(Collected data)
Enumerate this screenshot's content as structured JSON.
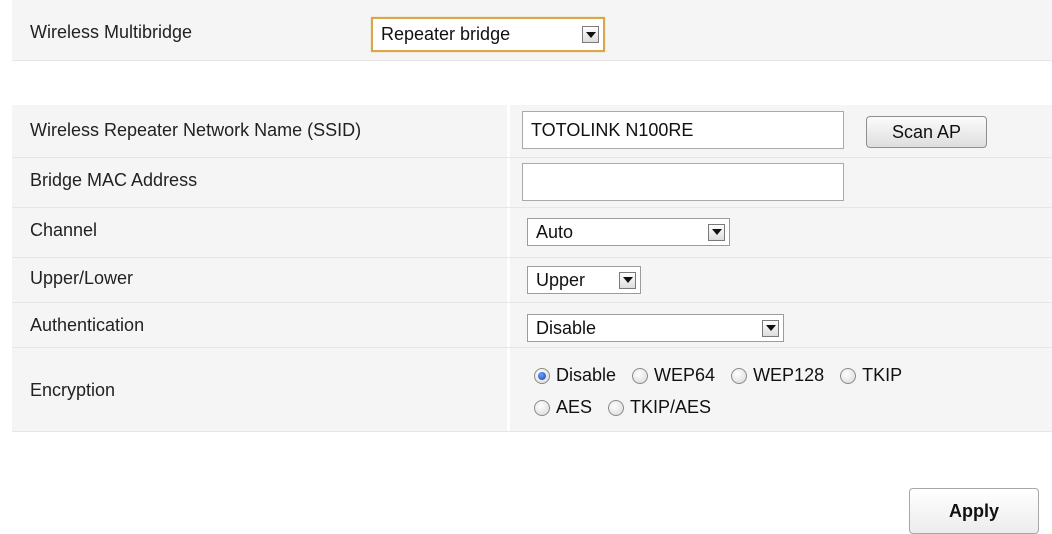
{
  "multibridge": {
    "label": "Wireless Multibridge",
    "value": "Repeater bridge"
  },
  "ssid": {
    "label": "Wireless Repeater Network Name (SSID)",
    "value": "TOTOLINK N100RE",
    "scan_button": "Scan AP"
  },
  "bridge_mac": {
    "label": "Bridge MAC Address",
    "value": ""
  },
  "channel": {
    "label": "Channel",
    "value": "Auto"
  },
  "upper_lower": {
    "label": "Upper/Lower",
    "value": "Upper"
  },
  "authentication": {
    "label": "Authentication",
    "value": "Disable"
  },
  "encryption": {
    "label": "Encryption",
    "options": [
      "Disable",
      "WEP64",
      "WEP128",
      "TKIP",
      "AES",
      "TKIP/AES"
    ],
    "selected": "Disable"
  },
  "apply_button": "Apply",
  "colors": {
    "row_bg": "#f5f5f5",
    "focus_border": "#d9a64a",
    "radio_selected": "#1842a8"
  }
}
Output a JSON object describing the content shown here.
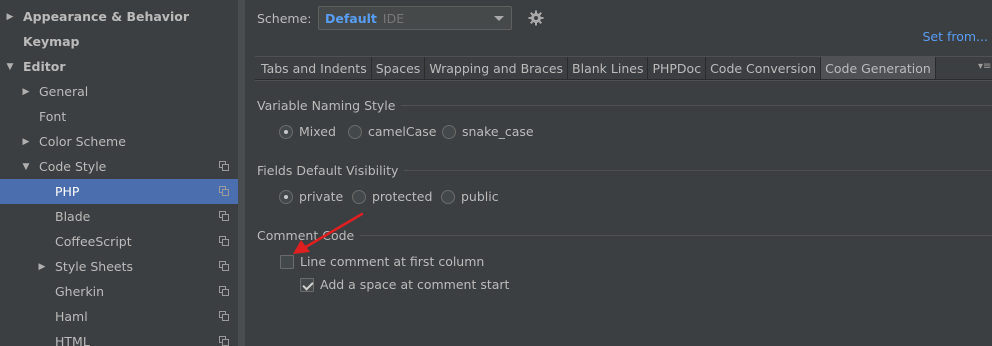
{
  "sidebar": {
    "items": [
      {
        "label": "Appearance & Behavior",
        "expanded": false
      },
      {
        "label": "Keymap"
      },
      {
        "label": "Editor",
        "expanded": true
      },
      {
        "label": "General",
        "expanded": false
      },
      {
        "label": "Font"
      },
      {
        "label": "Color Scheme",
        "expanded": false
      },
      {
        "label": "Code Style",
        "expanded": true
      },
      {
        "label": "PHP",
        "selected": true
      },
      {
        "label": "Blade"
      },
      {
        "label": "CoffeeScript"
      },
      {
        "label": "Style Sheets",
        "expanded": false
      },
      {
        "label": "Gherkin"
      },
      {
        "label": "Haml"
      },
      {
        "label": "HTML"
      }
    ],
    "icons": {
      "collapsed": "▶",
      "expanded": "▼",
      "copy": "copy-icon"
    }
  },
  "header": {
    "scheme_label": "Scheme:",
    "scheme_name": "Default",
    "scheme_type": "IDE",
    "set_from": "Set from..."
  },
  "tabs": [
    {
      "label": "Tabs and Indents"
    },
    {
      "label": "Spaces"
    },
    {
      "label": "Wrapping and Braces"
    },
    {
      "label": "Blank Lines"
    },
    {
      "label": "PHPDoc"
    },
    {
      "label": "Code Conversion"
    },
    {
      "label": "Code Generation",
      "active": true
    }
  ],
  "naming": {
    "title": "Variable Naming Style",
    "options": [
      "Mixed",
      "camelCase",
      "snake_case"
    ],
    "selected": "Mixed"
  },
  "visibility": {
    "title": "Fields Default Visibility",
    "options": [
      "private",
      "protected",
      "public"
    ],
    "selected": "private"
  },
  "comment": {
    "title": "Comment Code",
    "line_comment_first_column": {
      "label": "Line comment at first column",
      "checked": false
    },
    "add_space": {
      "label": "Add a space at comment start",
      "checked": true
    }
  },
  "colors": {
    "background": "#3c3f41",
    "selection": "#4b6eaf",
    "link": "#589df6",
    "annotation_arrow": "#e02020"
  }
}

■ Written exercise ■
Copy all lines from the material that include "true".

■ Exercise solution ■
        "expanded": true
        "expanded": true
        "selected": true
      "active": true
      "checked": true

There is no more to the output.